Projet de lecture : le résumé de l'idéal de Rabelais/une utopie ? (perfection mais inaccessible; un véritable modèle?)

Plan        1) -de "Toute leur vie" jusqu'à "quelconque." : un principe et son application

        2) -de "Ainsi l'avait établi" jusqu'à "nous est dénié." : rappel et explication de la règle

        3) -de "Par cette liberté" jusqu'à "les autres oiseaux." : tableau idéalisé des activités

        4) -de "Tant noblement étaient appris" jusqu'à "que là étaient." : "portait idéalisé des thélèmites

        5) -de « Par cette raison" jusqu'à "comme le premier de leurs noces." : la sortie de l'abbaye.

Explication linéaire

1)Le texte commence par poser, ou rappeler le principe de l'abbaye en lui donnant une formulation générale et insistante. Ce ne sont plus en effet les seules règles monastiques (les trois vœux : chasteté, pauvreté, obéissance) mais la vie tout entière qui obéit au principe de liberté. Rabelais utilise donc trois termes qui ne sont pas tout à fait synonymes : "lois" (la société civile), "statuts" (une réglementation particulière) et "règles" (cadre ecclésiastique).

De même, "vouloir" et "franc arbitre" désignent respectivement la volonté, l'acte de vouloir, moteur de l'action, et le libre arbitre, le fait de se décider librement, sans contrainte.

Même si ces termes ne sont pas synonymes, leur parenté étroite produit une redondance (un ternaire puis un binaire qui l'annule)  qui renforce l'affirmation.

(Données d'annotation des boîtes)
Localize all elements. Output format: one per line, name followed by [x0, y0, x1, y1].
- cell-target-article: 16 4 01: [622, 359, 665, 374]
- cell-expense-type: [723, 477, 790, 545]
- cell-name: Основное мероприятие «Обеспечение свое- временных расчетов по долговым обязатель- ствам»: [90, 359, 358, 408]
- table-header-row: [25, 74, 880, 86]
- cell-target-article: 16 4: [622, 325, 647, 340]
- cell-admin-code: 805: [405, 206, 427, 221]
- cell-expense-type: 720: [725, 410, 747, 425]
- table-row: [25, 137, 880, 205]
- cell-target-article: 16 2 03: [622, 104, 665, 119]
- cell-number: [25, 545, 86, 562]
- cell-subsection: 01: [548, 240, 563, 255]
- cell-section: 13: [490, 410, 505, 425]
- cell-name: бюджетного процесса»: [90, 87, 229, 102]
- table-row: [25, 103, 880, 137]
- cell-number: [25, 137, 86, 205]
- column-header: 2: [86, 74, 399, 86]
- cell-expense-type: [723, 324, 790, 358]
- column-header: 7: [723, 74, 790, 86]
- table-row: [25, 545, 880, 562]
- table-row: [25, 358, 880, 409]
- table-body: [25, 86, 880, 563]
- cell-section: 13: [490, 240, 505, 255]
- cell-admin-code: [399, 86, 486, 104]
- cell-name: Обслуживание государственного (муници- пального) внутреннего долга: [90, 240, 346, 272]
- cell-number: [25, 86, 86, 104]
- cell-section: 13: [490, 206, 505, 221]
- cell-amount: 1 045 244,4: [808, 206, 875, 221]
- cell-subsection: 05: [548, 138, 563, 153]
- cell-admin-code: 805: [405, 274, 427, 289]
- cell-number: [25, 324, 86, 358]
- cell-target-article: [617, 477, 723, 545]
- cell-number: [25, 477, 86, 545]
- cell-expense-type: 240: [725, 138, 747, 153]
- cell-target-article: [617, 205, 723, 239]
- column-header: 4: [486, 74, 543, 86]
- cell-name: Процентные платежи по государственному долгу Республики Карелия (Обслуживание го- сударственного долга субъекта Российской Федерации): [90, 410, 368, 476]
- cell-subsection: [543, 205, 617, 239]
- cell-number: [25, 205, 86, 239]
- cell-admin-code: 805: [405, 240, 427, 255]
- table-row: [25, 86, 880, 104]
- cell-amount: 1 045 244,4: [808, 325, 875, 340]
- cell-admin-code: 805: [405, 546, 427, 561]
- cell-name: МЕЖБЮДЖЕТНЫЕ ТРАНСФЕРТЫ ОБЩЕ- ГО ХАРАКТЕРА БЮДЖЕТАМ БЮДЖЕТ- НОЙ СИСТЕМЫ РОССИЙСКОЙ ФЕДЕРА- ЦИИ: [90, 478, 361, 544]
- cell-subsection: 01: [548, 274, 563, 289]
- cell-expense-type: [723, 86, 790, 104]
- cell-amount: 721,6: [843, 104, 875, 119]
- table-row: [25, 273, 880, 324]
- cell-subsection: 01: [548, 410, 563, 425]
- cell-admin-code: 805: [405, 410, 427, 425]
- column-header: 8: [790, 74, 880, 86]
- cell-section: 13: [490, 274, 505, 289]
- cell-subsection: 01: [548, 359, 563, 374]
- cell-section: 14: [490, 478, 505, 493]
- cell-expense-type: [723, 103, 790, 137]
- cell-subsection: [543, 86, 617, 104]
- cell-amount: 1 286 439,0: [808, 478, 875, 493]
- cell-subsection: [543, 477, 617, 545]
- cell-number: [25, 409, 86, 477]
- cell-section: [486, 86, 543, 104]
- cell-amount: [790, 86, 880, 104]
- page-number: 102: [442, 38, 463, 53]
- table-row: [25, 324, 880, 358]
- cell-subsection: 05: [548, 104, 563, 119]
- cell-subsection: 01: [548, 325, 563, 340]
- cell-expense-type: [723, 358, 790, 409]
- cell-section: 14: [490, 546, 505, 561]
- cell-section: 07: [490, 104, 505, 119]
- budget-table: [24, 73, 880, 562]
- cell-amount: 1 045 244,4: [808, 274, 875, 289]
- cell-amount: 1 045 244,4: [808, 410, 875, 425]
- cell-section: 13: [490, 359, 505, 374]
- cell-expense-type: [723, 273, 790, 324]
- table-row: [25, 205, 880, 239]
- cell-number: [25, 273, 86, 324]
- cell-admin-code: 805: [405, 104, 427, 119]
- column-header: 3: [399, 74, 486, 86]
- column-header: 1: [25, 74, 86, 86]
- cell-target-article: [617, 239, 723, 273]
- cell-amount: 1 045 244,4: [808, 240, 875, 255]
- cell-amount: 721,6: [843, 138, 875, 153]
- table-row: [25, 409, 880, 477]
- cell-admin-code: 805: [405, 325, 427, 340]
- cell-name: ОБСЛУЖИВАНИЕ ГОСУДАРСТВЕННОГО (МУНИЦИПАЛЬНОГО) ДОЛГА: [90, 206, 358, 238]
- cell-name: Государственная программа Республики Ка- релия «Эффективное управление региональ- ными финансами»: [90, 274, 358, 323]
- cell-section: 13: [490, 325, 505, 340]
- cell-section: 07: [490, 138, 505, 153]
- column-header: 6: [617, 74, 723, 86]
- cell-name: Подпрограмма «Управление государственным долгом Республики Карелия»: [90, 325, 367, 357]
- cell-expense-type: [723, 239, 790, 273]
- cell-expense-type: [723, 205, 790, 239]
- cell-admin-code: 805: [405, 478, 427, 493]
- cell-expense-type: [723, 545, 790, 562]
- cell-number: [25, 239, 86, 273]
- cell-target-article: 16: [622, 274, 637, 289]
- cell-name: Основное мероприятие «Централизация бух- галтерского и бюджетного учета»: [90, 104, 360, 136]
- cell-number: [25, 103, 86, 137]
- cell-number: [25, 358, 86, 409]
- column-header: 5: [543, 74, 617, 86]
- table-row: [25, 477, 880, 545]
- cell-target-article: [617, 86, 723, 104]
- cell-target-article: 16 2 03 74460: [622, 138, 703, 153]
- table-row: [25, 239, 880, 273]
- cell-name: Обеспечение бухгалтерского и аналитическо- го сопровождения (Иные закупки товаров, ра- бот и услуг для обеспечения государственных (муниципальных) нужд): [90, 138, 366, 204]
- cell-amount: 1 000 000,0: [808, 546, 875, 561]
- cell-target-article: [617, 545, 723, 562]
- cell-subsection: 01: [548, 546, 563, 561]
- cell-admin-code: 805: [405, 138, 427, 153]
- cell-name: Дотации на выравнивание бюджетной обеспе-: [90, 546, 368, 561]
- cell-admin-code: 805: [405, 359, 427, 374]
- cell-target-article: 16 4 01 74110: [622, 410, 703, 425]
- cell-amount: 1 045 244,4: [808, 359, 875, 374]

● CONSIGNE 1
D'après l'extrait de page sur Rabelais, quels sont les trois vœux monastiques cités ?
● CONSIGNE 2
Reprenez les données depuis leur début jusqu'à la ligne contenant "- table-row: [25, 86, 880, 104]", celle-ci comprise, en remplaçant "cell-number" par "cell-row-number" sans rien changer d'autre.

● RÉPONSE 1
La chasteté, la pauvreté et l'obéissance.

● RÉPONSE 2
Localize all elements. Output format: one per line, name followed by [x0, y0, x1, y1].
- cell-target-article: 16 4 01: [622, 359, 665, 374]
- cell-expense-type: [723, 477, 790, 545]
- cell-name: Основное мероприятие «Обеспечение свое- временных расчетов по долговым обязатель- ствам»: [90, 359, 358, 408]
- table-header-row: [25, 74, 880, 86]
- cell-target-article: 16 4: [622, 325, 647, 340]
- cell-admin-code: 805: [405, 206, 427, 221]
- cell-expense-type: 720: [725, 410, 747, 425]
- table-row: [25, 137, 880, 205]
- cell-target-article: 16 2 03: [622, 104, 665, 119]
- cell-row-number: [25, 545, 86, 562]
- cell-subsection: 01: [548, 240, 563, 255]
- cell-section: 13: [490, 410, 505, 425]
- cell-name: бюджетного процесса»: [90, 87, 229, 102]
- table-row: [25, 103, 880, 137]
- cell-row-number: [25, 137, 86, 205]
- column-header: 2: [86, 74, 399, 86]
- cell-expense-type: [723, 324, 790, 358]
- column-header: 7: [723, 74, 790, 86]
- table-row: [25, 545, 880, 562]
- table-row: [25, 358, 880, 409]
- table-body: [25, 86, 880, 563]
- cell-section: 13: [490, 240, 505, 255]
- cell-admin-code: [399, 86, 486, 104]
- cell-name: Обслуживание государственного (муници- пального) внутреннего долга: [90, 240, 346, 272]
- cell-row-number: [25, 86, 86, 104]
- cell-section: 13: [490, 206, 505, 221]
- cell-amount: 1 045 244,4: [808, 206, 875, 221]
- cell-subsection: 05: [548, 138, 563, 153]
- cell-admin-code: 805: [405, 274, 427, 289]
- cell-row-number: [25, 324, 86, 358]
- cell-target-article: [617, 477, 723, 545]
- cell-row-number: [25, 477, 86, 545]
- cell-expense-type: 240: [725, 138, 747, 153]
- cell-target-article: [617, 205, 723, 239]
- column-header: 4: [486, 74, 543, 86]
- cell-name: Процентные платежи по государственному долгу Республики Карелия (Обслуживание го- сударственного долга субъекта Российской Федерации): [90, 410, 368, 476]
- cell-subsection: [543, 205, 617, 239]
- cell-row-number: [25, 205, 86, 239]
- cell-admin-code: 805: [405, 240, 427, 255]
- table-row: [25, 86, 880, 104]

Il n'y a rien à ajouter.